Aim: Drop the pictures, then extract the listing word for word.

======== Records supplied ========

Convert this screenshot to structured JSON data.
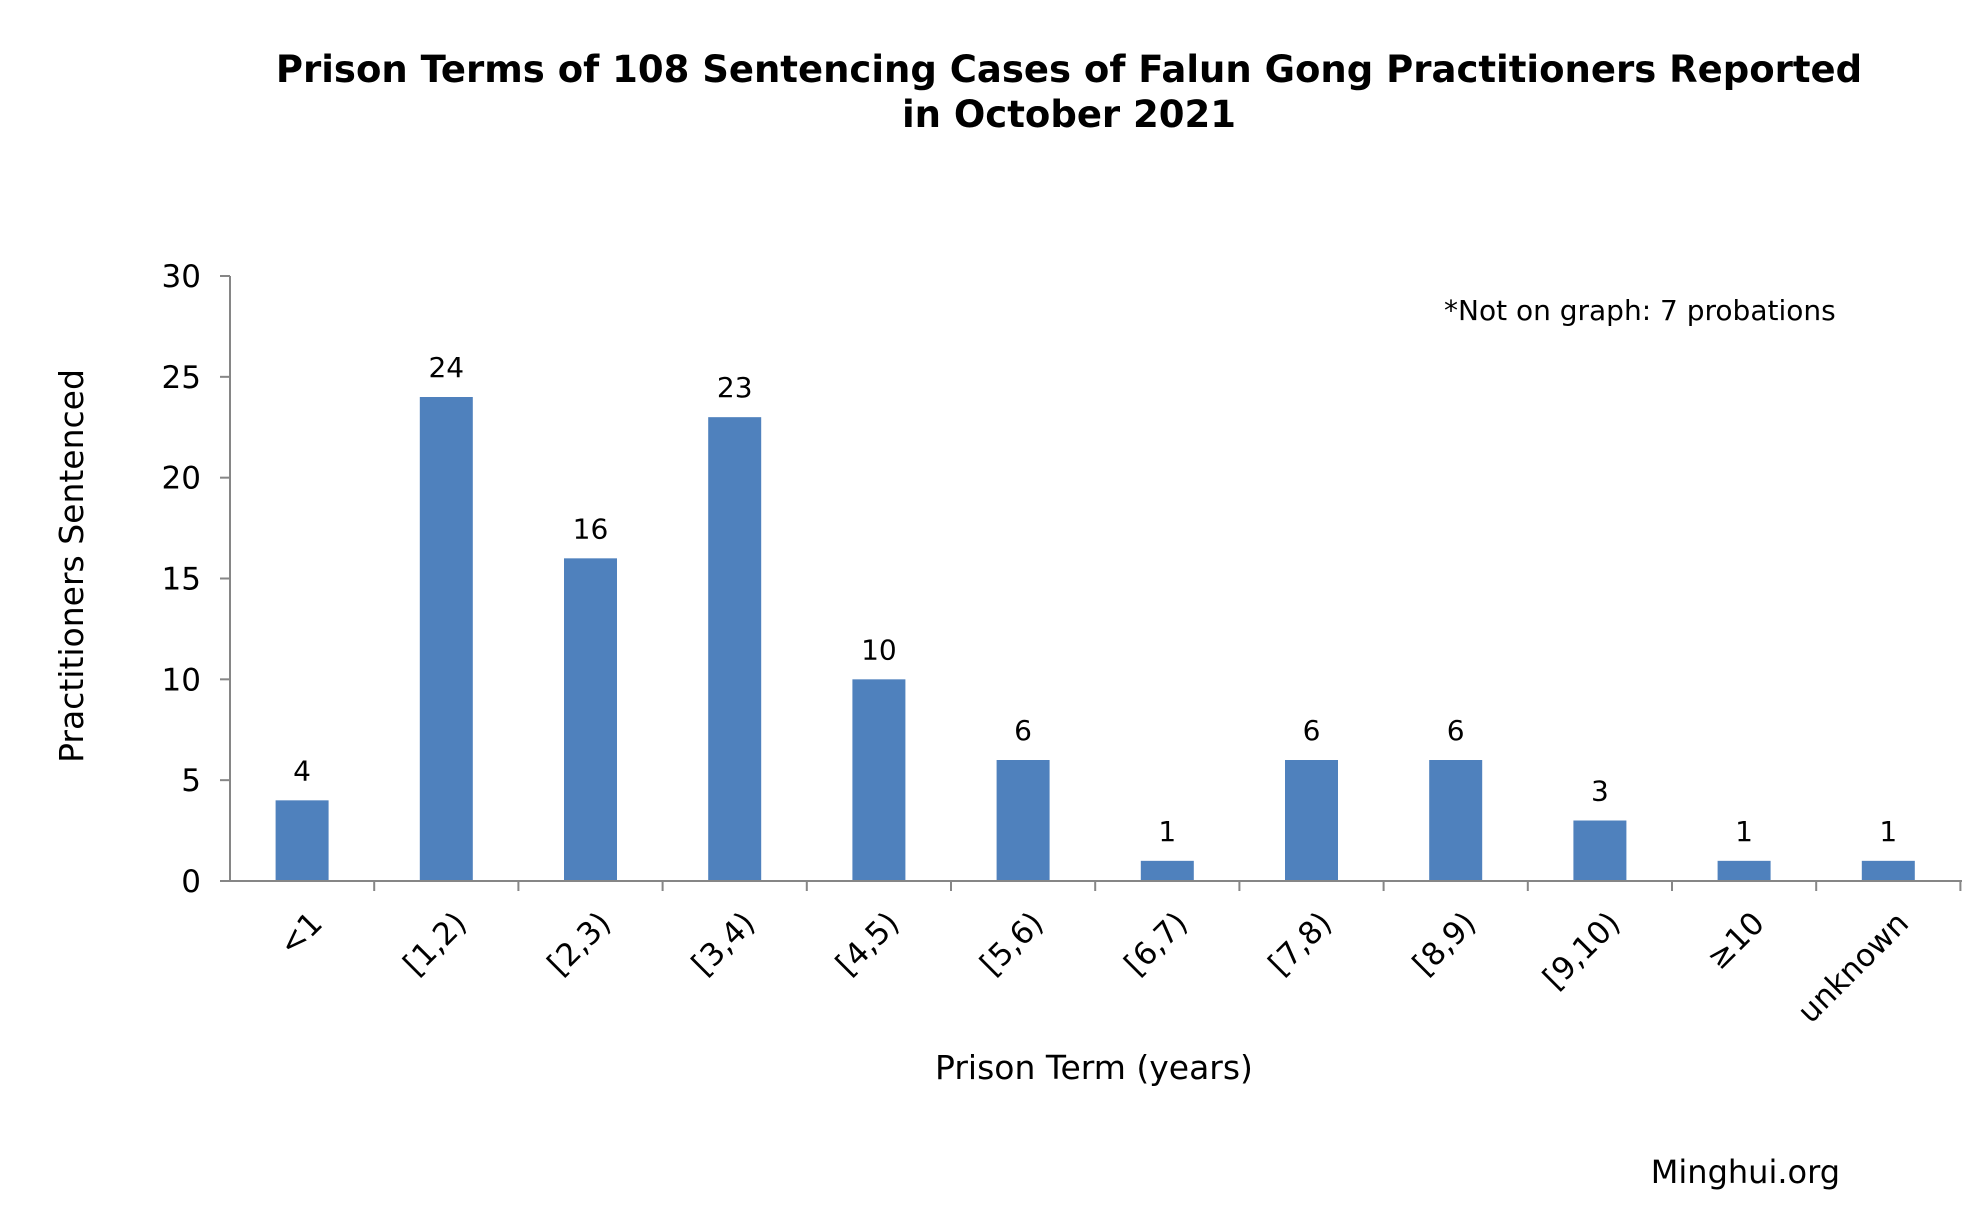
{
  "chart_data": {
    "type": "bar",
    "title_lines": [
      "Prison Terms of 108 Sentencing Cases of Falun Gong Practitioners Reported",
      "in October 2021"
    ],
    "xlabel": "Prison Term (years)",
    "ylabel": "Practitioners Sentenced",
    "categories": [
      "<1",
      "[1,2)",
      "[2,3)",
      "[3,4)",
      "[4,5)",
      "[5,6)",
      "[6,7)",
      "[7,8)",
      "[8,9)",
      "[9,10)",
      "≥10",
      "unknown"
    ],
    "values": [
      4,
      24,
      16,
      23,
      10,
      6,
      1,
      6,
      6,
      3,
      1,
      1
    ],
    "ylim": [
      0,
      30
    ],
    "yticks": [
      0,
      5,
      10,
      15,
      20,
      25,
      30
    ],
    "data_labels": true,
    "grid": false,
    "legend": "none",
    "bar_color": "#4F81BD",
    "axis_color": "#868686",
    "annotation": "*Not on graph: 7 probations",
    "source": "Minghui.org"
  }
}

========

Result:
Convert this screenshot to structured JSON data.
{
  "chart_data": {
    "type": "bar",
    "title_lines": [
      "Prison Terms of 108 Sentencing Cases of Falun Gong Practitioners Reported",
      "in October 2021"
    ],
    "xlabel": "Prison Term (years)",
    "ylabel": "Practitioners Sentenced",
    "categories": [
      "<1",
      "[1,2)",
      "[2,3)",
      "[3,4)",
      "[4,5)",
      "[5,6)",
      "[6,7)",
      "[7,8)",
      "[8,9)",
      "[9,10)",
      "≥10",
      "unknown"
    ],
    "values": [
      4,
      24,
      16,
      23,
      10,
      6,
      1,
      6,
      6,
      3,
      1,
      1
    ],
    "ylim": [
      0,
      30
    ],
    "yticks": [
      0,
      5,
      10,
      15,
      20,
      25,
      30
    ],
    "data_labels": true,
    "grid": false,
    "legend": "none",
    "bar_color": "#4F81BD",
    "axis_color": "#868686",
    "annotation": "*Not on graph: 7 probations",
    "source": "Minghui.org"
  }
}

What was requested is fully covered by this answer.